■ Written request ■
Copy out everything from the line containing "Patent image size: (599, 274)." down to the line containing "The fabric layer 227 is at (295, 213).", swapping "front cover component" for "front panel component" and leaving all else unchanged.

■ Given records ■
******

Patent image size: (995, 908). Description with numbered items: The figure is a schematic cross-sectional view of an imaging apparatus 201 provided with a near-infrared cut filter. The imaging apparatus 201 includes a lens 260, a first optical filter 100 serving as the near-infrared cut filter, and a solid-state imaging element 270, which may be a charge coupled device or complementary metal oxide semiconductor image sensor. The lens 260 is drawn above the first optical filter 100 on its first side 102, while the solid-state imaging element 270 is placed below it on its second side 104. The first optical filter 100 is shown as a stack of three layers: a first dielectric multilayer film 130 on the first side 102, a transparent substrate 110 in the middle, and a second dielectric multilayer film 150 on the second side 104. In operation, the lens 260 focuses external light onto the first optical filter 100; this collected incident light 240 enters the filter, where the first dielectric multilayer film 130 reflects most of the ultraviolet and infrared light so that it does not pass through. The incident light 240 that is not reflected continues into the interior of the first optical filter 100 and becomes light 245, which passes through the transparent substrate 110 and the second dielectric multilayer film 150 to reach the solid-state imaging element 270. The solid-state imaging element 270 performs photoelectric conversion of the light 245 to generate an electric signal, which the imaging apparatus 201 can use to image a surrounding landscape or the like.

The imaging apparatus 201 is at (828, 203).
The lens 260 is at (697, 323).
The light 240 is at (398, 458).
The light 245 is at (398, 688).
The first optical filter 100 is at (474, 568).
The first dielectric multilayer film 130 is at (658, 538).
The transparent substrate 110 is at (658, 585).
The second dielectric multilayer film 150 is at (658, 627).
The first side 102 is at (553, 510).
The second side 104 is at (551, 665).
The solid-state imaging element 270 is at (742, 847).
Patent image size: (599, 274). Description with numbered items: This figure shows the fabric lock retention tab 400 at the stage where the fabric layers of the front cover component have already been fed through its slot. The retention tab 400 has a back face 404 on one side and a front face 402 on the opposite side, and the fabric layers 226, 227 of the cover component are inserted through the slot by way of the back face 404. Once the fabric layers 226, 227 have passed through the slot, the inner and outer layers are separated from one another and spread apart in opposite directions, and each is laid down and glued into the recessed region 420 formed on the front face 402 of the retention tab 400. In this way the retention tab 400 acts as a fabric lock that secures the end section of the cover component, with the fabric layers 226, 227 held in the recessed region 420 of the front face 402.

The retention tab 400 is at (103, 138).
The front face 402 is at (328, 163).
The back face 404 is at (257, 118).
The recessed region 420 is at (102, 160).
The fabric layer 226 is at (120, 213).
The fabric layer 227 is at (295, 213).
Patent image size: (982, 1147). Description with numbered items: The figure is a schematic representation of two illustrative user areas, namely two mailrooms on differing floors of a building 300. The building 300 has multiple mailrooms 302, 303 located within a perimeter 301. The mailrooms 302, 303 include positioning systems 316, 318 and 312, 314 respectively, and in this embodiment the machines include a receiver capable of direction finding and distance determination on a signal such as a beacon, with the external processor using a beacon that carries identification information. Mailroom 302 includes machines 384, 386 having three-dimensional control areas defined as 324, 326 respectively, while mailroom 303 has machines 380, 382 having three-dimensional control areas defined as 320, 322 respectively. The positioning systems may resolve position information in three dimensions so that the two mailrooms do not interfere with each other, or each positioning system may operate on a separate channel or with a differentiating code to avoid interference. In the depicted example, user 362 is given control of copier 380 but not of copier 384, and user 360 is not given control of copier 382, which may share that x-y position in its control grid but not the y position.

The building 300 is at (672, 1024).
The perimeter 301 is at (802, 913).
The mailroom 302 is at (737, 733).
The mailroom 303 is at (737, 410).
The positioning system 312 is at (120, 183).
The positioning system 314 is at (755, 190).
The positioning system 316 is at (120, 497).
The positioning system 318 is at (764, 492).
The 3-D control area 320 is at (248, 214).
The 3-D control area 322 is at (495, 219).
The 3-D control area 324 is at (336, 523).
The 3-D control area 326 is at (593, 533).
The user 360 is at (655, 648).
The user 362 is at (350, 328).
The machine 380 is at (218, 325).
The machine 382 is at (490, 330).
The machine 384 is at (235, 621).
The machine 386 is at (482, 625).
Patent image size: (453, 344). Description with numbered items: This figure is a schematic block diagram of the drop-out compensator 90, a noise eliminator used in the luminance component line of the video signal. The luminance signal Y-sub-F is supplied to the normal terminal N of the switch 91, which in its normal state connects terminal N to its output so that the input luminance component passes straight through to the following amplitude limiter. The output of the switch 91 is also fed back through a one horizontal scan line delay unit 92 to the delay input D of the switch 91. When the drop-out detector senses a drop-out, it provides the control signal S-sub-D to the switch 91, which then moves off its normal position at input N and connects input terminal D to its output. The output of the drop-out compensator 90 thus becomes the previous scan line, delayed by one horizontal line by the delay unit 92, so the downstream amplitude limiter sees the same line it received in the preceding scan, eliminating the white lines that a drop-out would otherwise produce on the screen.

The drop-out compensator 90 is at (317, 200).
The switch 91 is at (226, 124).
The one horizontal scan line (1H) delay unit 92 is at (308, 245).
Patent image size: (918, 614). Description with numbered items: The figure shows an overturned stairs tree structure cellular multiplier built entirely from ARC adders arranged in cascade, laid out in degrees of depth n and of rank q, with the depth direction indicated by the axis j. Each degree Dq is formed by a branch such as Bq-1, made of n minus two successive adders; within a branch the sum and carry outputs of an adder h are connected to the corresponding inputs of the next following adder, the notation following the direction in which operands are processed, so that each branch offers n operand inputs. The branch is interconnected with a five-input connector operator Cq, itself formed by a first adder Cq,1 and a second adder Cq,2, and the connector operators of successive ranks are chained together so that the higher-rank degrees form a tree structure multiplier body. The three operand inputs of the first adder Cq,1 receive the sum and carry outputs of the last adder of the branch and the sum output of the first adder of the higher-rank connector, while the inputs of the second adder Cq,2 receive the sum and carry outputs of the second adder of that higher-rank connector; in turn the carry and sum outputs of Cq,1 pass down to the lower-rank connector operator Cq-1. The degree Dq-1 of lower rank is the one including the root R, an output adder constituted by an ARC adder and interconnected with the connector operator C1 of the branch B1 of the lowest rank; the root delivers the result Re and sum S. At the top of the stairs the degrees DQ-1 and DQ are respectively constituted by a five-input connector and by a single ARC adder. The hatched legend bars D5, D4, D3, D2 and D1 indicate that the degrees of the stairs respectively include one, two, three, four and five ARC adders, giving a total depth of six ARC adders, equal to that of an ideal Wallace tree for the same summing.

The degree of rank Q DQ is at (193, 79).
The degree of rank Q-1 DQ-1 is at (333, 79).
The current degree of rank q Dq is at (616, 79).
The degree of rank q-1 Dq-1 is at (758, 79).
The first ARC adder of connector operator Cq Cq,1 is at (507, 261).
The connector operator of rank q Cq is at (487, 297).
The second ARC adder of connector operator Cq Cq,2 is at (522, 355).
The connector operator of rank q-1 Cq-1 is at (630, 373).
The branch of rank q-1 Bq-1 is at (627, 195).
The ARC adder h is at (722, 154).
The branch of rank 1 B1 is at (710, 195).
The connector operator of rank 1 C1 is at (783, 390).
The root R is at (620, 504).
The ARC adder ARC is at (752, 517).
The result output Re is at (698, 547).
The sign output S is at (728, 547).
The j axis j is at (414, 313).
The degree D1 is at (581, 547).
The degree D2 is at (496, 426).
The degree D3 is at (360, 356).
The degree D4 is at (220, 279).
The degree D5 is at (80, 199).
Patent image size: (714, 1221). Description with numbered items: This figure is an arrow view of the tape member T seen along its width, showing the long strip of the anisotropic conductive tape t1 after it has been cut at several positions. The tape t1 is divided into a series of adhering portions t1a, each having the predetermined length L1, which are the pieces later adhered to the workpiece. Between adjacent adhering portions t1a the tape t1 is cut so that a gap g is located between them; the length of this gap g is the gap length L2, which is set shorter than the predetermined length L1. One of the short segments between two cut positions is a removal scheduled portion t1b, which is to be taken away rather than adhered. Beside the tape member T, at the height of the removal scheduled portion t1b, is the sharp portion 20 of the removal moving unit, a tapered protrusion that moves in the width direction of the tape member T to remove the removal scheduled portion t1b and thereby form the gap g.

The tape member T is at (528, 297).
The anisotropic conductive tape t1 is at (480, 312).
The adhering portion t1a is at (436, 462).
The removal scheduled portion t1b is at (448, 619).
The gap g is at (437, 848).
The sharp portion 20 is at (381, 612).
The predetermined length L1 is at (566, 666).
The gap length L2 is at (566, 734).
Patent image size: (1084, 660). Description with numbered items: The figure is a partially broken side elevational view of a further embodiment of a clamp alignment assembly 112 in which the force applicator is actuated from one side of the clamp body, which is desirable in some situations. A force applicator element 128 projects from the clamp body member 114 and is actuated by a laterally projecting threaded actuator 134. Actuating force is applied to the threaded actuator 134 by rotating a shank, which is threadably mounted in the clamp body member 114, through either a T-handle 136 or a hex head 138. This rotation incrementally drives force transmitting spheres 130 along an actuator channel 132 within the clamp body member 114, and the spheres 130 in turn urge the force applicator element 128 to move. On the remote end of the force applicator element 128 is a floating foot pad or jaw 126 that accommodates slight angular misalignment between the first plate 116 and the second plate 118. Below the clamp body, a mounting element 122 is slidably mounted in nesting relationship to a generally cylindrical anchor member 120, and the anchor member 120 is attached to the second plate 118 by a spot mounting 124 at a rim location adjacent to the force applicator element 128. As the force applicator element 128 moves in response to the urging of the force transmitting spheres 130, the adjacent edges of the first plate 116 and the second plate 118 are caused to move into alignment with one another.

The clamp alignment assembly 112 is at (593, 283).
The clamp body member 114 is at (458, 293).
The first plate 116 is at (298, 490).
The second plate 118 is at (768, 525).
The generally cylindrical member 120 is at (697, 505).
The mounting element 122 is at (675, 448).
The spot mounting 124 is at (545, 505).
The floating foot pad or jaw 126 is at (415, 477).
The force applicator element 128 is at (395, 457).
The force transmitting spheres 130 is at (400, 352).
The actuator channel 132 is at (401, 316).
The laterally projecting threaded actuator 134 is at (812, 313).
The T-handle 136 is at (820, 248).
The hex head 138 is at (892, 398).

******

■ Exercise response ■
Patent image size: (599, 274). Description with numbered items: This figure shows the fabric lock retention tab 400 at the stage where the fabric layers of the front panel component have already been fed through its slot. The retention tab 400 has a back face 404 on one side and a front face 402 on the opposite side, and the fabric layers 226, 227 of the cover component are inserted through the slot by way of the back face 404. Once the fabric layers 226, 227 have passed through the slot, the inner and outer layers are separated from one another and spread apart in opposite directions, and each is laid down and glued into the recessed region 420 formed on the front face 402 of the retention tab 400. In this way the retention tab 400 acts as a fabric lock that secures the end section of the cover component, with the fabric layers 226, 227 held in the recessed region 420 of the front face 402.

The retention tab 400 is at (103, 138).
The front face 402 is at (328, 163).
The back face 404 is at (257, 118).
The recessed region 420 is at (102, 160).
The fabric layer 226 is at (120, 213).
The fabric layer 227 is at (295, 213).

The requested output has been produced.